* _THE EXERCISE_:
Read the data and repeat all of it exactly.

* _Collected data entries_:
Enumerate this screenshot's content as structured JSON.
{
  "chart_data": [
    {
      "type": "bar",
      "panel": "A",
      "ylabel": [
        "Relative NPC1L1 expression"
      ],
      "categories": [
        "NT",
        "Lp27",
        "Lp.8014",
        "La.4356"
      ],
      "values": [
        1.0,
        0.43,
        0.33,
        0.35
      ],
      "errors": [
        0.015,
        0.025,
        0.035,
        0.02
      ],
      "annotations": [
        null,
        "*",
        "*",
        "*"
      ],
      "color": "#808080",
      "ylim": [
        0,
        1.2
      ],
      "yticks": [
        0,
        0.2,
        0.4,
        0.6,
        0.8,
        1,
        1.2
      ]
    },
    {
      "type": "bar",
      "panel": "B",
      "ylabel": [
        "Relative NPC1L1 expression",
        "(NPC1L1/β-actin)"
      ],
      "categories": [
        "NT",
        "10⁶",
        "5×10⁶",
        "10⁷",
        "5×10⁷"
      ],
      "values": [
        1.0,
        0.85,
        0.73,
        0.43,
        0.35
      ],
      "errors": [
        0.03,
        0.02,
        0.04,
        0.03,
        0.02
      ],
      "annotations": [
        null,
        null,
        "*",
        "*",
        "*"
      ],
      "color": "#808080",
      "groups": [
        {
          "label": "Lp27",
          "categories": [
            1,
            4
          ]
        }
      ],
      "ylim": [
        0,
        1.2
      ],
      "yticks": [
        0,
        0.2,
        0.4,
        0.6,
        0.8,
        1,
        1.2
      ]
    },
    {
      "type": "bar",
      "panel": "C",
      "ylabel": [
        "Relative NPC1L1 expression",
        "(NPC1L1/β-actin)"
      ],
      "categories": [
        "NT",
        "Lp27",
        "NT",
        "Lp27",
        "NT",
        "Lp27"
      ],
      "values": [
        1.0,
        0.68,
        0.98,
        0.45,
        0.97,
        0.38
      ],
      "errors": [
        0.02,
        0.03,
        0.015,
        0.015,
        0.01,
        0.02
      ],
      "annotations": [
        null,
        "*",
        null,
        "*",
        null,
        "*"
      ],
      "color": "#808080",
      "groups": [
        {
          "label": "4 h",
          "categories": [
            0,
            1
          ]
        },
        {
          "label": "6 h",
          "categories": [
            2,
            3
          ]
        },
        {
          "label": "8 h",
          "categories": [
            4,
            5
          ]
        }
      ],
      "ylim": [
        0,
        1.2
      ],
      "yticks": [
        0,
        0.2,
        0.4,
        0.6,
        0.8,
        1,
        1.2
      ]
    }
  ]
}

* _SOLUTION_:
Enumerate this screenshot's content as structured JSON.
{
  "chart_data": [
    {
      "type": "bar",
      "panel": "A",
      "ylabel": [
        "Relative NPC1L1 expression"
      ],
      "categories": [
        "NT",
        "Lp27",
        "Lp.8014",
        "La.4356"
      ],
      "values": [
        1.0,
        0.43,
        0.33,
        0.35
      ],
      "errors": [
        0.015,
        0.025,
        0.035,
        0.02
      ],
      "annotations": [
        null,
        "*",
        "*",
        "*"
      ],
      "color": "#808080",
      "ylim": [
        0,
        1.2
      ],
      "yticks": [
        0,
        0.2,
        0.4,
        0.6,
        0.8,
        1,
        1.2
      ]
    },
    {
      "type": "bar",
      "panel": "B",
      "ylabel": [
        "Relative NPC1L1 expression",
        "(NPC1L1/β-actin)"
      ],
      "categories": [
        "NT",
        "10⁶",
        "5×10⁶",
        "10⁷",
        "5×10⁷"
      ],
      "values": [
        1.0,
        0.85,
        0.73,
        0.43,
        0.35
      ],
      "errors": [
        0.03,
        0.02,
        0.04,
        0.03,
        0.02
      ],
      "annotations": [
        null,
        null,
        "*",
        "*",
        "*"
      ],
      "color": "#808080",
      "groups": [
        {
          "label": "Lp27",
          "categories": [
            1,
            4
          ]
        }
      ],
      "ylim": [
        0,
        1.2
      ],
      "yticks": [
        0,
        0.2,
        0.4,
        0.6,
        0.8,
        1,
        1.2
      ]
    },
    {
      "type": "bar",
      "panel": "C",
      "ylabel": [
        "Relative NPC1L1 expression",
        "(NPC1L1/β-actin)"
      ],
      "categories": [
        "NT",
        "Lp27",
        "NT",
        "Lp27",
        "NT",
        "Lp27"
      ],
      "values": [
        1.0,
        0.68,
        0.98,
        0.45,
        0.97,
        0.38
      ],
      "errors": [
        0.02,
        0.03,
        0.015,
        0.015,
        0.01,
        0.02
      ],
      "annotations": [
        null,
        "*",
        null,
        "*",
        null,
        "*"
      ],
      "color": "#808080",
      "groups": [
        {
          "label": "4 h",
          "categories": [
            0,
            1
          ]
        },
        {
          "label": "6 h",
          "categories": [
            2,
            3
          ]
        },
        {
          "label": "8 h",
          "categories": [
            4,
            5
          ]
        }
      ],
      "ylim": [
        0,
        1.2
      ],
      "yticks": [
        0,
        0.2,
        0.4,
        0.6,
        0.8,
        1,
        1.2
      ]
    }
  ]
}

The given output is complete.